● **WHAT YOU ARE ASKED TO DO**: What is the number of lines in these entries that contain "text"? State it alone.
— Start of RECORDS SUPPLIED —
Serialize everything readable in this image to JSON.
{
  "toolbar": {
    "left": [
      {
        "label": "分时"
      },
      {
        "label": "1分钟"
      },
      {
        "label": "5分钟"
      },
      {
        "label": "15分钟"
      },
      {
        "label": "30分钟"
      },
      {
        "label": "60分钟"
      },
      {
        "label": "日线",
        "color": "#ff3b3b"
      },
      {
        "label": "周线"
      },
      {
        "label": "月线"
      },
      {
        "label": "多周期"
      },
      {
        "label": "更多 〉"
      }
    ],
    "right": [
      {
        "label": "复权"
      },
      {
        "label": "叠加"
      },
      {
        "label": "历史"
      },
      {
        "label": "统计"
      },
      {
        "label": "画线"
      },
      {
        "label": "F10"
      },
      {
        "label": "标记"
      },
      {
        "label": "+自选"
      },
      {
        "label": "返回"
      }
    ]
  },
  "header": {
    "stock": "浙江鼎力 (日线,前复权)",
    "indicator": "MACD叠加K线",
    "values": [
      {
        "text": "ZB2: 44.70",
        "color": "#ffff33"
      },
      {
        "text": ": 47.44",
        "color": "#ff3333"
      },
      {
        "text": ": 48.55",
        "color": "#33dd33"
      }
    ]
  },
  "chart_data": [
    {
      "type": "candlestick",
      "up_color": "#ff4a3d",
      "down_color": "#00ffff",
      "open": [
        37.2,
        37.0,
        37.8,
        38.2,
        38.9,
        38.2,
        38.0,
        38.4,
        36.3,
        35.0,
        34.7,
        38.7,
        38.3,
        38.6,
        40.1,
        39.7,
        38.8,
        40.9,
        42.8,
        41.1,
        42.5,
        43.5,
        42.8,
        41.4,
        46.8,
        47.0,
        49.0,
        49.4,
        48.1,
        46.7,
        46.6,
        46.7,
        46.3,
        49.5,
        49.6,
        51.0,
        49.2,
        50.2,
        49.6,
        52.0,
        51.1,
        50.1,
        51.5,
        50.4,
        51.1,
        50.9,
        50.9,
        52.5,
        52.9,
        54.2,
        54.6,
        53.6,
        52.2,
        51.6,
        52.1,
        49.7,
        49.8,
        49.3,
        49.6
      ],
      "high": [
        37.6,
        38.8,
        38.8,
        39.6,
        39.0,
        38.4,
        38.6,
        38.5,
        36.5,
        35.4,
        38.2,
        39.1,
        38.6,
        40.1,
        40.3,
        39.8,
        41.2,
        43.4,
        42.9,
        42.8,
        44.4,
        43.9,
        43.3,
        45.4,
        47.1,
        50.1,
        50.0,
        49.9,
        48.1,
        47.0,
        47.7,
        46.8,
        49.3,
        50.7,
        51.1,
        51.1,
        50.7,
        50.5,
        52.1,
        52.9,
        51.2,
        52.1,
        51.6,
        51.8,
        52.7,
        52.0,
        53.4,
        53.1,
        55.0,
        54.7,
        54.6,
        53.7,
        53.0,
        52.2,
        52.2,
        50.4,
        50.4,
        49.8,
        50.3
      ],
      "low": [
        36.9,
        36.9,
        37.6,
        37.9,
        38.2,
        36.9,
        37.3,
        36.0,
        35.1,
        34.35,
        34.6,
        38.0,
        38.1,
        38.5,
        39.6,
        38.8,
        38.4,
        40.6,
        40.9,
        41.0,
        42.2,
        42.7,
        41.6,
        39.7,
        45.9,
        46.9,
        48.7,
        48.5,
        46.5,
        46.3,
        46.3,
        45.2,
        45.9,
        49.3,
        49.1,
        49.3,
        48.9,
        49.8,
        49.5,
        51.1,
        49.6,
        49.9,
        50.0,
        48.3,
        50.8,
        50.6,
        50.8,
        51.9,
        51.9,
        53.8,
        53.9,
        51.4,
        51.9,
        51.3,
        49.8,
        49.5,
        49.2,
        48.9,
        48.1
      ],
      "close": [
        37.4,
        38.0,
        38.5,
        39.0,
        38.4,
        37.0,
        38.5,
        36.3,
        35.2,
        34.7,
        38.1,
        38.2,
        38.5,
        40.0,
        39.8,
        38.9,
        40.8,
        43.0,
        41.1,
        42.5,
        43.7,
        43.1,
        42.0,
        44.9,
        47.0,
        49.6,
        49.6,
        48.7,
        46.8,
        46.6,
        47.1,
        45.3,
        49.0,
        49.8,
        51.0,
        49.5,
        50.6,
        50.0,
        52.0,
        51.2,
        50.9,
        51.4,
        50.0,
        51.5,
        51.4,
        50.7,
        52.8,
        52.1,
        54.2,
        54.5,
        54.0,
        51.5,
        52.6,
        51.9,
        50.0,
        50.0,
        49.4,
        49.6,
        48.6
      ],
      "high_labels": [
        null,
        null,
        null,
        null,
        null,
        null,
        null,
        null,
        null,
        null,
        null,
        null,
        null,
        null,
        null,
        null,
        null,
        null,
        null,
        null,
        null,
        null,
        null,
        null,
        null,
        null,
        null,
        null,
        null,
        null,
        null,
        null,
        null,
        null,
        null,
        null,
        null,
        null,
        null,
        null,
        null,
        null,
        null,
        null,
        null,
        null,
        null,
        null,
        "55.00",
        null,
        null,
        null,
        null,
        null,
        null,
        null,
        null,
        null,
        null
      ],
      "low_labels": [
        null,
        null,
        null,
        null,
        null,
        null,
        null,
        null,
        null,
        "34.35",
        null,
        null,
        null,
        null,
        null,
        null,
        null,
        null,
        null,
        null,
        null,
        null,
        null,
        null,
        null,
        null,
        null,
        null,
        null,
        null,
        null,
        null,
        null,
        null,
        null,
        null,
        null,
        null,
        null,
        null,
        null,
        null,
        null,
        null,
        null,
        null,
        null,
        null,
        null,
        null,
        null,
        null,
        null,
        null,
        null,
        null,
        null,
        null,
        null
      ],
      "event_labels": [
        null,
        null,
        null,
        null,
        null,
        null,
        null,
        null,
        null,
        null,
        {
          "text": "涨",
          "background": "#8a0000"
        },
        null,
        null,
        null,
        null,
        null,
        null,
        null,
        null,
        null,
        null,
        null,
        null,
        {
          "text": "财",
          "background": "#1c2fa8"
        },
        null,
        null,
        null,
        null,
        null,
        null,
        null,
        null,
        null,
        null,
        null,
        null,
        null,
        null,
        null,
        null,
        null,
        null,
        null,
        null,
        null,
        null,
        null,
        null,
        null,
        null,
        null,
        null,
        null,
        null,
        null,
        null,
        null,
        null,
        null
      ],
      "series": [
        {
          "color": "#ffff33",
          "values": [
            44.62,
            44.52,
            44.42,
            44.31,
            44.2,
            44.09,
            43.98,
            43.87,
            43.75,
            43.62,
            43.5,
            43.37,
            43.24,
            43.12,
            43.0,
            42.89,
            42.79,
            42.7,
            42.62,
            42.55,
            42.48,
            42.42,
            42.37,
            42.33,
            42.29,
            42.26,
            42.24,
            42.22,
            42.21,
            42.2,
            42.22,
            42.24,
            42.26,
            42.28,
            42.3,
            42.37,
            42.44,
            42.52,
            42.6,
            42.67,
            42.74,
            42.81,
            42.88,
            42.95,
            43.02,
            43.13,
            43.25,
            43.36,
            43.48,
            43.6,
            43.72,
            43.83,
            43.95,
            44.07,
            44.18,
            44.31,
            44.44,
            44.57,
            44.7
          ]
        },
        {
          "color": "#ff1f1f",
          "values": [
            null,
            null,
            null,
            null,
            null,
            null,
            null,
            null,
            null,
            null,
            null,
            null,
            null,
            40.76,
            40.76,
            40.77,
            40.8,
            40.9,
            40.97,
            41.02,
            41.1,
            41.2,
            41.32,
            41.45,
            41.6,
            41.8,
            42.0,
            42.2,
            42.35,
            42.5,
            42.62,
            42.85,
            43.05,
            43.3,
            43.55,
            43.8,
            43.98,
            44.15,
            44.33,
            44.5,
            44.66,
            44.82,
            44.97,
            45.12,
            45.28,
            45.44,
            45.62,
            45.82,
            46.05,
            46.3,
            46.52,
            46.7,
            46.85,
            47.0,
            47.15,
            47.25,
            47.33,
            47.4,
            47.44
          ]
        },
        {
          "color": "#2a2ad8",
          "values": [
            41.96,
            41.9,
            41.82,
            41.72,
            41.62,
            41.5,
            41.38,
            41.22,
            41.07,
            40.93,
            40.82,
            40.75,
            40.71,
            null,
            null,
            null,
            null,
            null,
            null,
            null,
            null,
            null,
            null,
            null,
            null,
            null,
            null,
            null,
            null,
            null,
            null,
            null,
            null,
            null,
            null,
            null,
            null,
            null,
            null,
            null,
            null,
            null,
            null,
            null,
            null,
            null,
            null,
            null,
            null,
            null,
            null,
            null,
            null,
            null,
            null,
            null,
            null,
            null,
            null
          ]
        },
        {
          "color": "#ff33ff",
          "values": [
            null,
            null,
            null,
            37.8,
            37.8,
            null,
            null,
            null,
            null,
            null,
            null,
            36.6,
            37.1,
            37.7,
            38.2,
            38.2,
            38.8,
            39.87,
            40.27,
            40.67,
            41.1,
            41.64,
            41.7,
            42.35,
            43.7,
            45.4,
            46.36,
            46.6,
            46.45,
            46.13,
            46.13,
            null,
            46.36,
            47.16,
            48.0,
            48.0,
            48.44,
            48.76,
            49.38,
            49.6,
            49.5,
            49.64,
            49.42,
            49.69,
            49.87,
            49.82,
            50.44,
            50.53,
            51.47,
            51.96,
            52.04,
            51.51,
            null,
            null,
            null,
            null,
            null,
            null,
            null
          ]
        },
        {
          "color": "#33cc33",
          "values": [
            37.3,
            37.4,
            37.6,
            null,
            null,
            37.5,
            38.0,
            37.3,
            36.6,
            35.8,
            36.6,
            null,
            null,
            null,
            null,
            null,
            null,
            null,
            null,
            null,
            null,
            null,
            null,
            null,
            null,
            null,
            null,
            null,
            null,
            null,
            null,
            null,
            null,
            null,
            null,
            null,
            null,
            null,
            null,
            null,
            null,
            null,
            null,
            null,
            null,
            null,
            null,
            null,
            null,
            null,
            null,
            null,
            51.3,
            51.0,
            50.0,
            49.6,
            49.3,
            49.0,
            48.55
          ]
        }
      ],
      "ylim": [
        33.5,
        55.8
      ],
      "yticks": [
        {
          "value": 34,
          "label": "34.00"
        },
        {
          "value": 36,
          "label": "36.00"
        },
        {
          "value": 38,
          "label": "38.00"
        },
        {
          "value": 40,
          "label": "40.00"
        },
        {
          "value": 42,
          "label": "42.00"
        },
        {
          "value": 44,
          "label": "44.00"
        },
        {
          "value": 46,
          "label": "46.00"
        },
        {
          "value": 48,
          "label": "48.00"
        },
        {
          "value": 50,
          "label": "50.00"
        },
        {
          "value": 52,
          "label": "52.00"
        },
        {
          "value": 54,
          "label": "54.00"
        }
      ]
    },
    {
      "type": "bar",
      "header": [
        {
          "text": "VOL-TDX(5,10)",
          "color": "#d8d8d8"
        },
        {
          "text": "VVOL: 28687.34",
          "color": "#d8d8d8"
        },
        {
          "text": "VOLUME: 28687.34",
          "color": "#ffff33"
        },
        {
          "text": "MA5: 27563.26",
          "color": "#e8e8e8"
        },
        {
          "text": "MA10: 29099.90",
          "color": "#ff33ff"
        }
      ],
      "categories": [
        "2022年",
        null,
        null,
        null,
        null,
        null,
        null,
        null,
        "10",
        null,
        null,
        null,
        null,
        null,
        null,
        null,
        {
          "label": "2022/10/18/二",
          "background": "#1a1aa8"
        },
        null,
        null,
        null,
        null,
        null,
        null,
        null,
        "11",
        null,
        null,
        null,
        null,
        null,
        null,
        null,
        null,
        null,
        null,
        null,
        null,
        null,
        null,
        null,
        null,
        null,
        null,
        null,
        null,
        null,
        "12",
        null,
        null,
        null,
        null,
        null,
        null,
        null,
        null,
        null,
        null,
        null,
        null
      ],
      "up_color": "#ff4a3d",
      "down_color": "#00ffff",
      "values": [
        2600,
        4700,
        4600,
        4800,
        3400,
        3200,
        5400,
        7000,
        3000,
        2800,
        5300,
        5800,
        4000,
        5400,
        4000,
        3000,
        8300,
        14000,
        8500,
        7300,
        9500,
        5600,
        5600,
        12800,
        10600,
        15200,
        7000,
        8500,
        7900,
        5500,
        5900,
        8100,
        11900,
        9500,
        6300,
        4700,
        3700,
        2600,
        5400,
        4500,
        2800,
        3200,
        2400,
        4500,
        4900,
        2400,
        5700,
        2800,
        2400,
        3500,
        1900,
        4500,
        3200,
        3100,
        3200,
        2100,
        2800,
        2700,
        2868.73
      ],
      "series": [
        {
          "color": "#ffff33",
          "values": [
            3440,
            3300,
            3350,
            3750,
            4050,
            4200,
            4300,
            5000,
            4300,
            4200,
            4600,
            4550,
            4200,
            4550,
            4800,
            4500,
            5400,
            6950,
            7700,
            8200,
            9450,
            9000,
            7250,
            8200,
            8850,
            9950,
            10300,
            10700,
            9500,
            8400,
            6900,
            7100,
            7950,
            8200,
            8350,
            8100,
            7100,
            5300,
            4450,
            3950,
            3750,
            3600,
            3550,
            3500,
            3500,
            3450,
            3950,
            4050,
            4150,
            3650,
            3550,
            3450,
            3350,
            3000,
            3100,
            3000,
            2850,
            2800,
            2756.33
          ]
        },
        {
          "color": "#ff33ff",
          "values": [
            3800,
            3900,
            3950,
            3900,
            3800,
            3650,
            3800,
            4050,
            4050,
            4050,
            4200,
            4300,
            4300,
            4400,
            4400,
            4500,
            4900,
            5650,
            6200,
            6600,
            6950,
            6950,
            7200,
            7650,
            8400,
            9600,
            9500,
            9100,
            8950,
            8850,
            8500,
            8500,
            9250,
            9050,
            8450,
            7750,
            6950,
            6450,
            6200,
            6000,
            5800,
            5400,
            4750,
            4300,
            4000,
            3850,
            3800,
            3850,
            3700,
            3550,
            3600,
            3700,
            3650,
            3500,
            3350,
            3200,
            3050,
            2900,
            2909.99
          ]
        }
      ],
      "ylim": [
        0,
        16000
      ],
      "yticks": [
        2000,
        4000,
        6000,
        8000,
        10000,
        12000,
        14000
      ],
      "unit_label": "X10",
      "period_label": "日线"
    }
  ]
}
— End of RECORDS SUPPLIED —
● **SOLUTION TO THE PROBLEM**: 10